● **Task brief**
For the listing below, give the number of lines in which "website" occurs. Add nothing.

● **Task material**
** Begin **
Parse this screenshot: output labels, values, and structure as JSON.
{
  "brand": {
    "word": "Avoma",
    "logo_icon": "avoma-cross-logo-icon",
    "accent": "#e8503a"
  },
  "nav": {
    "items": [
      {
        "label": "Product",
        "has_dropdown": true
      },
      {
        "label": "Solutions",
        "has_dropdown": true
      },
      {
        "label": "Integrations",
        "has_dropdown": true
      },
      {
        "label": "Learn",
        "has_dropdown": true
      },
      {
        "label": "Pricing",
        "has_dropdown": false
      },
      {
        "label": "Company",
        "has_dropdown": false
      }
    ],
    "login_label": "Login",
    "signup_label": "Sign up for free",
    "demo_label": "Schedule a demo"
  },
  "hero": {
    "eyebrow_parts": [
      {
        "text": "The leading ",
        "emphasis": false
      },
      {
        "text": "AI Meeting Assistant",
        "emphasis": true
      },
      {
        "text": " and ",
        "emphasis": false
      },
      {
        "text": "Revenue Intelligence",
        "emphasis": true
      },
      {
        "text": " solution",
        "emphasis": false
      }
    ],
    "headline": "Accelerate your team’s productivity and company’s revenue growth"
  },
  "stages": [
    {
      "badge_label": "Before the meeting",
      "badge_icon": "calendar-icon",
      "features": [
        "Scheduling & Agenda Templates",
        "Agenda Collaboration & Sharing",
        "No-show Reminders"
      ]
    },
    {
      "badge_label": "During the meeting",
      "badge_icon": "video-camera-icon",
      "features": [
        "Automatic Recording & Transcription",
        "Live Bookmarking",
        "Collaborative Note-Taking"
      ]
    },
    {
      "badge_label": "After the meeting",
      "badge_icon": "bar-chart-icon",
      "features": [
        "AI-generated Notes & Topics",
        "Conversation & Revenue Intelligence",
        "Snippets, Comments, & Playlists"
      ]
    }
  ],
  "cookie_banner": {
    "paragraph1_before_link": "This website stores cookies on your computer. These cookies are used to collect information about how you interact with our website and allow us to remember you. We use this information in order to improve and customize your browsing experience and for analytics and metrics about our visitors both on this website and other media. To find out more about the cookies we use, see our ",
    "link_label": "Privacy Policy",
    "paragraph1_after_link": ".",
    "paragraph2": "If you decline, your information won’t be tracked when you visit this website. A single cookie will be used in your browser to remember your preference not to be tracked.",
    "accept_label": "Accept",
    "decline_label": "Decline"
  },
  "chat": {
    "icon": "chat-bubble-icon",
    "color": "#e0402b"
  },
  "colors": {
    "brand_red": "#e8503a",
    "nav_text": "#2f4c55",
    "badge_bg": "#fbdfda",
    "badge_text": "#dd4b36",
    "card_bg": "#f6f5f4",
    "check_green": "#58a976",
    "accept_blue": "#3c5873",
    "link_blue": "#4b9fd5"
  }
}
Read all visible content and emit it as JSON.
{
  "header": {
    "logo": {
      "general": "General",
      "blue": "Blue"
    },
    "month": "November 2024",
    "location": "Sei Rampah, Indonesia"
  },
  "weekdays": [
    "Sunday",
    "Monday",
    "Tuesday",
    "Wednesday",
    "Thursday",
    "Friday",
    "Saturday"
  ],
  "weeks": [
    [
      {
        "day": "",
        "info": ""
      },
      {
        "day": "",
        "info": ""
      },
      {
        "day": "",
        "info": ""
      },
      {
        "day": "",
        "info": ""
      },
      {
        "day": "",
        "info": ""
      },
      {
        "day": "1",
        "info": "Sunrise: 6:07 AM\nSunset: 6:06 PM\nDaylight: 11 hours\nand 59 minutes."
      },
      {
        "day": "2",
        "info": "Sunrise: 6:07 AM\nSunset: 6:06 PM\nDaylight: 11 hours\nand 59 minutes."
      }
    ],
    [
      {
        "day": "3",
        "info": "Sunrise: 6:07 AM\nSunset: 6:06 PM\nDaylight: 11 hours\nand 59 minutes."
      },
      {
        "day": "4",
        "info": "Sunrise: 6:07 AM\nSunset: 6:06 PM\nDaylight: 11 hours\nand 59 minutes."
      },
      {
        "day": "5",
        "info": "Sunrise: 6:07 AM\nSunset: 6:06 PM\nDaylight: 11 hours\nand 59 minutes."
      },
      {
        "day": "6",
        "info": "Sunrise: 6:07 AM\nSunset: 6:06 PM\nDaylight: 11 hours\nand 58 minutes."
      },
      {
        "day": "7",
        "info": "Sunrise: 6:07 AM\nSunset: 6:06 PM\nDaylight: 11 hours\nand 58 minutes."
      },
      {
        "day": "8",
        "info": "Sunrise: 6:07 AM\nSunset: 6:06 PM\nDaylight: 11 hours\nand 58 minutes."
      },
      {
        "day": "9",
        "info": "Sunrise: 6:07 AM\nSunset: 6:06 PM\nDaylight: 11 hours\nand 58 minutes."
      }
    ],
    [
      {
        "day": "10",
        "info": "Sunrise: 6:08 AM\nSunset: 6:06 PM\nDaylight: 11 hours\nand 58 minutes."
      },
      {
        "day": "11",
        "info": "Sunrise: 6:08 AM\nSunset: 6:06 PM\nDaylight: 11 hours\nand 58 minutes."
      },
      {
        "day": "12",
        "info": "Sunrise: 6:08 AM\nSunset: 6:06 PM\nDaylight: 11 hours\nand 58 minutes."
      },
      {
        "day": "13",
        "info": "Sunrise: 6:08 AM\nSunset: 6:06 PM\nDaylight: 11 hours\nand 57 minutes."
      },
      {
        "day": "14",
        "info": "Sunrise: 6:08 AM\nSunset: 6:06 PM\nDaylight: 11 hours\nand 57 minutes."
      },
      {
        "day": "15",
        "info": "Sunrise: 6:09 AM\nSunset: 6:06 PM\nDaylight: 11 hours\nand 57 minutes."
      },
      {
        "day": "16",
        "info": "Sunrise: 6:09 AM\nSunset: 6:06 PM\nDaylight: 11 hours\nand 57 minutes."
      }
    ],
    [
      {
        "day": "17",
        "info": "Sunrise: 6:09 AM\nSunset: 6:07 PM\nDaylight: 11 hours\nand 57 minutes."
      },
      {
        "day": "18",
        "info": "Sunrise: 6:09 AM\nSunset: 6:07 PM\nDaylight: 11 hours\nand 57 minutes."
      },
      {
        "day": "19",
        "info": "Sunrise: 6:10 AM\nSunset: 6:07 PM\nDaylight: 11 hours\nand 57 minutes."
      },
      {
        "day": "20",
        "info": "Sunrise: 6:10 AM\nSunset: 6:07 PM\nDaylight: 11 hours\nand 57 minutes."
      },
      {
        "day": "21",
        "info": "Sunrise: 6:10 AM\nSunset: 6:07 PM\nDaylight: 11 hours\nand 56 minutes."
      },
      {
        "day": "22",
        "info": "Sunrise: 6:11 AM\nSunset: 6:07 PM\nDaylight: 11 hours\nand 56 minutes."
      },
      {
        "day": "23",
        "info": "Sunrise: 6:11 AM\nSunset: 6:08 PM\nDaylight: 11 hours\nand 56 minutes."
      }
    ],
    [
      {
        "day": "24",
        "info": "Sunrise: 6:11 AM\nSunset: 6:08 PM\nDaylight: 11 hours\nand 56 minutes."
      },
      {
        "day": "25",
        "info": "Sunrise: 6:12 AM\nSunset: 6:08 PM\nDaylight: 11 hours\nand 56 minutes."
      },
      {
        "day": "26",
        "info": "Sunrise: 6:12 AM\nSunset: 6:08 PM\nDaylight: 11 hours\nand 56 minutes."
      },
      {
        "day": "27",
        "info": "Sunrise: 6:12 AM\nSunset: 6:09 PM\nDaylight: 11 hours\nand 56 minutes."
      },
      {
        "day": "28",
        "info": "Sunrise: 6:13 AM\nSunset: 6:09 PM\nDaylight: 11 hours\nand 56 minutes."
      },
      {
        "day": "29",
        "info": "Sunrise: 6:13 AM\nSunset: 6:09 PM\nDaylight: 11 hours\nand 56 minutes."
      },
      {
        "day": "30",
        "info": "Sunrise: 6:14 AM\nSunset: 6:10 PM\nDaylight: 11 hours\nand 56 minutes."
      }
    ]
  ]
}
** End **
● **Solution for this exercise**
2